PROMPT ▸ Reproduce the entries below in full, word for word.

RECORD EXTRACTS ▸
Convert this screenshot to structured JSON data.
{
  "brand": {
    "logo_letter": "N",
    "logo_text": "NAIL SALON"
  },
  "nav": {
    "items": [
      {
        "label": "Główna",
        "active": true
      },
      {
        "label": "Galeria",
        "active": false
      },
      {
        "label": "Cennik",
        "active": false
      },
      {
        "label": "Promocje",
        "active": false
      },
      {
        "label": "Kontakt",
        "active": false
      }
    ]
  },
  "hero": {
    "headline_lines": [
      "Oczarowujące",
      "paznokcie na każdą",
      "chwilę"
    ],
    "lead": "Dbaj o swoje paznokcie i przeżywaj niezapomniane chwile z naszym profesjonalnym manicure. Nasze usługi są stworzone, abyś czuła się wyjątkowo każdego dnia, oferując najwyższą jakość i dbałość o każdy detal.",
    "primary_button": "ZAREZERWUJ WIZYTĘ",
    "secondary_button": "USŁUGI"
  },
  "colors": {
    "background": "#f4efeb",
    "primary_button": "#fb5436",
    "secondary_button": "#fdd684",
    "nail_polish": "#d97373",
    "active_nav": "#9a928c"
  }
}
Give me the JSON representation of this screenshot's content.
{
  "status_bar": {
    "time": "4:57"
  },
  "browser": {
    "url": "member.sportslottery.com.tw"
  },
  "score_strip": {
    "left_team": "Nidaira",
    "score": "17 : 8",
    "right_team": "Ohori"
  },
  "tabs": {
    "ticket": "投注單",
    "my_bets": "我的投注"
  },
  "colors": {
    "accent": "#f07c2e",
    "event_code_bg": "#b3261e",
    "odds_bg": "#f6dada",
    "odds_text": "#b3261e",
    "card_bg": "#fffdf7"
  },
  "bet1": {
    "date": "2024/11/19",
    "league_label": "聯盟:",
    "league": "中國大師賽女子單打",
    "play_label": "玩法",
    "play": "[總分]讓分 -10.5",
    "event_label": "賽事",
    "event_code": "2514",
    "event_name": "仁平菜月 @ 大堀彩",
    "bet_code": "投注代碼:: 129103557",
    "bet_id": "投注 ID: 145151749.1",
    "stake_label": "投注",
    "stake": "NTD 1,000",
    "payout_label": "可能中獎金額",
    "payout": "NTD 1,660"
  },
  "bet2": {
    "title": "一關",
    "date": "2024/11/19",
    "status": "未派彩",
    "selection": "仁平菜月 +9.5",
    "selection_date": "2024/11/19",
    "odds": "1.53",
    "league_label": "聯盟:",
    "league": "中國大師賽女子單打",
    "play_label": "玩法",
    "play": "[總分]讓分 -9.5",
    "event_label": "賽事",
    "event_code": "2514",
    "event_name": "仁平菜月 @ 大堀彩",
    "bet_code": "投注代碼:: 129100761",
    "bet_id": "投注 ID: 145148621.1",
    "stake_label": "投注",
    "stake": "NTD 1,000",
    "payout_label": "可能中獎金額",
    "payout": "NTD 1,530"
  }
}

WRITTEN RESPONSE ▸
Convert this screenshot to structured JSON data.
{
  "brand": {
    "logo_letter": "N",
    "logo_text": "NAIL SALON"
  },
  "nav": {
    "items": [
      {
        "label": "Główna",
        "active": true
      },
      {
        "label": "Galeria",
        "active": false
      },
      {
        "label": "Cennik",
        "active": false
      },
      {
        "label": "Promocje",
        "active": false
      },
      {
        "label": "Kontakt",
        "active": false
      }
    ]
  },
  "hero": {
    "headline_lines": [
      "Oczarowujące",
      "paznokcie na każdą",
      "chwilę"
    ],
    "lead": "Dbaj o swoje paznokcie i przeżywaj niezapomniane chwile z naszym profesjonalnym manicure. Nasze usługi są stworzone, abyś czuła się wyjątkowo każdego dnia, oferując najwyższą jakość i dbałość o każdy detal.",
    "primary_button": "ZAREZERWUJ WIZYTĘ",
    "secondary_button": "USŁUGI"
  },
  "colors": {
    "background": "#f4efeb",
    "primary_button": "#fb5436",
    "secondary_button": "#fdd684",
    "nail_polish": "#d97373",
    "active_nav": "#9a928c"
  }
}
Give me the JSON representation of this screenshot's content.
{
  "status_bar": {
    "time": "4:57"
  },
  "browser": {
    "url": "member.sportslottery.com.tw"
  },
  "score_strip": {
    "left_team": "Nidaira",
    "score": "17 : 8",
    "right_team": "Ohori"
  },
  "tabs": {
    "ticket": "投注單",
    "my_bets": "我的投注"
  },
  "colors": {
    "accent": "#f07c2e",
    "event_code_bg": "#b3261e",
    "odds_bg": "#f6dada",
    "odds_text": "#b3261e",
    "card_bg": "#fffdf7"
  },
  "bet1": {
    "date": "2024/11/19",
    "league_label": "聯盟:",
    "league": "中國大師賽女子單打",
    "play_label": "玩法",
    "play": "[總分]讓分 -10.5",
    "event_label": "賽事",
    "event_code": "2514",
    "event_name": "仁平菜月 @ 大堀彩",
    "bet_code": "投注代碼:: 129103557",
    "bet_id": "投注 ID: 145151749.1",
    "stake_label": "投注",
    "stake": "NTD 1,000",
    "payout_label": "可能中獎金額",
    "payout": "NTD 1,660"
  },
  "bet2": {
    "title": "一關",
    "date": "2024/11/19",
    "status": "未派彩",
    "selection": "仁平菜月 +9.5",
    "selection_date": "2024/11/19",
    "odds": "1.53",
    "league_label": "聯盟:",
    "league": "中國大師賽女子單打",
    "play_label": "玩法",
    "play": "[總分]讓分 -9.5",
    "event_label": "賽事",
    "event_code": "2514",
    "event_name": "仁平菜月 @ 大堀彩",
    "bet_code": "投注代碼:: 129100761",
    "bet_id": "投注 ID: 145148621.1",
    "stake_label": "投注",
    "stake": "NTD 1,000",
    "payout_label": "可能中獎金額",
    "payout": "NTD 1,530"
  }
}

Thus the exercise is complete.